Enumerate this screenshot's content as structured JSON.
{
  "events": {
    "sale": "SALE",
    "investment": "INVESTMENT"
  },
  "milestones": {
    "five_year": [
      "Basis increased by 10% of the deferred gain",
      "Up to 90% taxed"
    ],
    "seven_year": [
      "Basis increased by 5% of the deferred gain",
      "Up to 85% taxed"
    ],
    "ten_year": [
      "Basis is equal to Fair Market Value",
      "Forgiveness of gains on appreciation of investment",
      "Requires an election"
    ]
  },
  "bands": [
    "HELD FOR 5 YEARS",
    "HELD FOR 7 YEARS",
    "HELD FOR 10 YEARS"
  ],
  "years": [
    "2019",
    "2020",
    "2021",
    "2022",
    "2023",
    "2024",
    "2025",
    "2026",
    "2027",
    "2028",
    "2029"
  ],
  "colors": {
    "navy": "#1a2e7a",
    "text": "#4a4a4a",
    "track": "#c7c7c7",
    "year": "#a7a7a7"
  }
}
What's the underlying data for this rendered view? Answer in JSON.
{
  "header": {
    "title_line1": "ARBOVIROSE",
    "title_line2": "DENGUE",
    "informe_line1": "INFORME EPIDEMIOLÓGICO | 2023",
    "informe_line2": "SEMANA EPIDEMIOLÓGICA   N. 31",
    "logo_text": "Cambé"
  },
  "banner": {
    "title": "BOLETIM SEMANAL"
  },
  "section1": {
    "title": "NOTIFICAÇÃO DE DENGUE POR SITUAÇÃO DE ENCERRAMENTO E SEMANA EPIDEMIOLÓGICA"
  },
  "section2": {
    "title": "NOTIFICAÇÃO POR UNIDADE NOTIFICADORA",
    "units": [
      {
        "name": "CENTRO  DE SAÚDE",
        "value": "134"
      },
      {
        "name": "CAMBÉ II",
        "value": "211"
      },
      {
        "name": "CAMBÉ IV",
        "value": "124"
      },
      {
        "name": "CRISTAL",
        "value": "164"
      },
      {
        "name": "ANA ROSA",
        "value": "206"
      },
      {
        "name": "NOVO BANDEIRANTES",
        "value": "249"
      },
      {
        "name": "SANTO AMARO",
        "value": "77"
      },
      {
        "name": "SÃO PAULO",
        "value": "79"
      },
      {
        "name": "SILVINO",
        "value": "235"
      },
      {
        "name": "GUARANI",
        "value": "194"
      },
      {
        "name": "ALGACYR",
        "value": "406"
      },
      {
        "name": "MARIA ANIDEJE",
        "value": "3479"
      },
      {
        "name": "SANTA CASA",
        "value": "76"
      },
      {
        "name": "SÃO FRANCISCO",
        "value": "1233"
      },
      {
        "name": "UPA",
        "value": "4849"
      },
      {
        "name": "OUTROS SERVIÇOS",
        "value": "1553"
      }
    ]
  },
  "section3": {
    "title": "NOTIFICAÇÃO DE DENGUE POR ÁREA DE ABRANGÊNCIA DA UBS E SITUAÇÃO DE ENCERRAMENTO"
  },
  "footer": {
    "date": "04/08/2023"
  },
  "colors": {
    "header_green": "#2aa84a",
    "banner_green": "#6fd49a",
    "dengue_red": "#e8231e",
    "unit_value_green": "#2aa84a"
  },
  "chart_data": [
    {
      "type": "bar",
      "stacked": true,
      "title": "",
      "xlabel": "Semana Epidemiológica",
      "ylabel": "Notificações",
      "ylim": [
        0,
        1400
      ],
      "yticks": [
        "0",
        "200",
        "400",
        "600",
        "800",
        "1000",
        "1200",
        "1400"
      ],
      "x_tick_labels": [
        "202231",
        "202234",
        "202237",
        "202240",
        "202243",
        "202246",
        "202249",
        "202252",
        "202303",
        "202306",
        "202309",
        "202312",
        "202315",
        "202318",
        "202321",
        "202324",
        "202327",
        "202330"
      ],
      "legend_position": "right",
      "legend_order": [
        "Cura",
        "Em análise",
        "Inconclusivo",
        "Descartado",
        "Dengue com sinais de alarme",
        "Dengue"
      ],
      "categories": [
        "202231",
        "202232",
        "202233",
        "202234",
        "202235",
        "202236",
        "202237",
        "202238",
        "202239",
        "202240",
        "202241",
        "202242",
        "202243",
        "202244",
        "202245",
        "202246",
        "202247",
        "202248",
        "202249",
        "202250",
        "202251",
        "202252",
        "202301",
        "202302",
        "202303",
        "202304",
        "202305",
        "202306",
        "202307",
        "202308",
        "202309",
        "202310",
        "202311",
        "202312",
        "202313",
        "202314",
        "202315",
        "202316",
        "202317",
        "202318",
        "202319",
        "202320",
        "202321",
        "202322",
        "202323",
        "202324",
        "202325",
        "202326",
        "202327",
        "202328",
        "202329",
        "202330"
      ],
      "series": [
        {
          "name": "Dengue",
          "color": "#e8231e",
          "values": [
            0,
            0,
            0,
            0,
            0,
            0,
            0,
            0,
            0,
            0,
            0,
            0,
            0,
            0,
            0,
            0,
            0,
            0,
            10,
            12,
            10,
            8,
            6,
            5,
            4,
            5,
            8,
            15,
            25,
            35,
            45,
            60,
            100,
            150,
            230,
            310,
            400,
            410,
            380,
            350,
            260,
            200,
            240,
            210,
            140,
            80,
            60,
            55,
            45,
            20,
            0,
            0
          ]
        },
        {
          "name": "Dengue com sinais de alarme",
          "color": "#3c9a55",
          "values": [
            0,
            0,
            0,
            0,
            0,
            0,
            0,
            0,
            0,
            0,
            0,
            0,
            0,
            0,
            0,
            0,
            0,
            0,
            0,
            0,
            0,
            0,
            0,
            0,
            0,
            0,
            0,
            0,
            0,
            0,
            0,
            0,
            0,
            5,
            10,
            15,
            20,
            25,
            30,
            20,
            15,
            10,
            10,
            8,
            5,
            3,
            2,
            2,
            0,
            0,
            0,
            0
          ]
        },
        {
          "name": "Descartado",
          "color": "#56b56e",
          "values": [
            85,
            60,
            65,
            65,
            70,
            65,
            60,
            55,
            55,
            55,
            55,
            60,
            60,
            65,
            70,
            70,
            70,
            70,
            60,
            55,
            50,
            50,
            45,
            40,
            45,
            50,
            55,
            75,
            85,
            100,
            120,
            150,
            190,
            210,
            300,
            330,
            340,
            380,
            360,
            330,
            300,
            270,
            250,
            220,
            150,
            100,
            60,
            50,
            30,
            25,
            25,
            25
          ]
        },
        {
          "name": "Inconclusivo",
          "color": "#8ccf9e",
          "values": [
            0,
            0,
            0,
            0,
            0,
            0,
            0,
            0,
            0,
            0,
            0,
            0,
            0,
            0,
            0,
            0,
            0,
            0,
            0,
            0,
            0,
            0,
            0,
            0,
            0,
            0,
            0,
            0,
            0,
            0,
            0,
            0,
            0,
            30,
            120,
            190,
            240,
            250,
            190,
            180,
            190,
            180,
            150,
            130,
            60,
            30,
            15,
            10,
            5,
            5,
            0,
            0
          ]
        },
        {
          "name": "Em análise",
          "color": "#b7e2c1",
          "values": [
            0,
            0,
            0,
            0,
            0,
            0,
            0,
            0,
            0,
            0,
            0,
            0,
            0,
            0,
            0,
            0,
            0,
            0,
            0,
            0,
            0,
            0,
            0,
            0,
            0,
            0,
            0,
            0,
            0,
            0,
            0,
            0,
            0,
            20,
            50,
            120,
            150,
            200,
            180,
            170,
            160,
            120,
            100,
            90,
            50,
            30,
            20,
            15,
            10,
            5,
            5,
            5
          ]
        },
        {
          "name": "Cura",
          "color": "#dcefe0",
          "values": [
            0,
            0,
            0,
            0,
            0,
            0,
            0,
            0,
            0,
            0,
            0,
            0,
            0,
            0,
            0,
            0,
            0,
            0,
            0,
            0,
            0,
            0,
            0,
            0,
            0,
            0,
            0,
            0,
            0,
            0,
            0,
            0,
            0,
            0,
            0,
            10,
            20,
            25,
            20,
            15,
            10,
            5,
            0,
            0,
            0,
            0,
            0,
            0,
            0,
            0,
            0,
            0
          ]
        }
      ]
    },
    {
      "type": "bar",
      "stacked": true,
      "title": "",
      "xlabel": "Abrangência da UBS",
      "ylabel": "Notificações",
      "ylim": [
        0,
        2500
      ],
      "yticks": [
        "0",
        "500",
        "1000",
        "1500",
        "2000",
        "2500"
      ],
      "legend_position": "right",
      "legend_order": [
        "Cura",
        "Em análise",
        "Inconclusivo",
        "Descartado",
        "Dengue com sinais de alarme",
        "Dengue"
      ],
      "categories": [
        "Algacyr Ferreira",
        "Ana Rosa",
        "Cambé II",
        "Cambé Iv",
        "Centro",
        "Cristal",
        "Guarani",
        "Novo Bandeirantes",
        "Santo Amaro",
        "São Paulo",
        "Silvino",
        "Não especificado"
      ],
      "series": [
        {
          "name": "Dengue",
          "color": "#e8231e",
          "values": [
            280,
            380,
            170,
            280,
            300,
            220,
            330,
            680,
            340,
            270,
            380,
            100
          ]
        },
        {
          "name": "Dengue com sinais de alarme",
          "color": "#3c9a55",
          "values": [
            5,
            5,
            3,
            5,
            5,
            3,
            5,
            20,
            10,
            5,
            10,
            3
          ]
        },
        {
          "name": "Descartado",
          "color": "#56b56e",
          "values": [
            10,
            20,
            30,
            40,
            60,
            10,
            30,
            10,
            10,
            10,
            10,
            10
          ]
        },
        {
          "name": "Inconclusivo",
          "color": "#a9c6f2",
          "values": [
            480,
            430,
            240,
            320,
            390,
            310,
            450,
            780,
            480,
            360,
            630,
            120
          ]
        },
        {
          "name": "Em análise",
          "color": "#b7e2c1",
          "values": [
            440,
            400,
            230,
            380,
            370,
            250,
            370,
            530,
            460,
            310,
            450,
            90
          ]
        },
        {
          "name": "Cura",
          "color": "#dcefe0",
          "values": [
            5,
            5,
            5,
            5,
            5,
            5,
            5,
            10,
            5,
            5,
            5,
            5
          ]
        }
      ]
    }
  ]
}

What to work on
How many lines of these entries hold the string "Basis"? Answer with the number alone.

Reply
3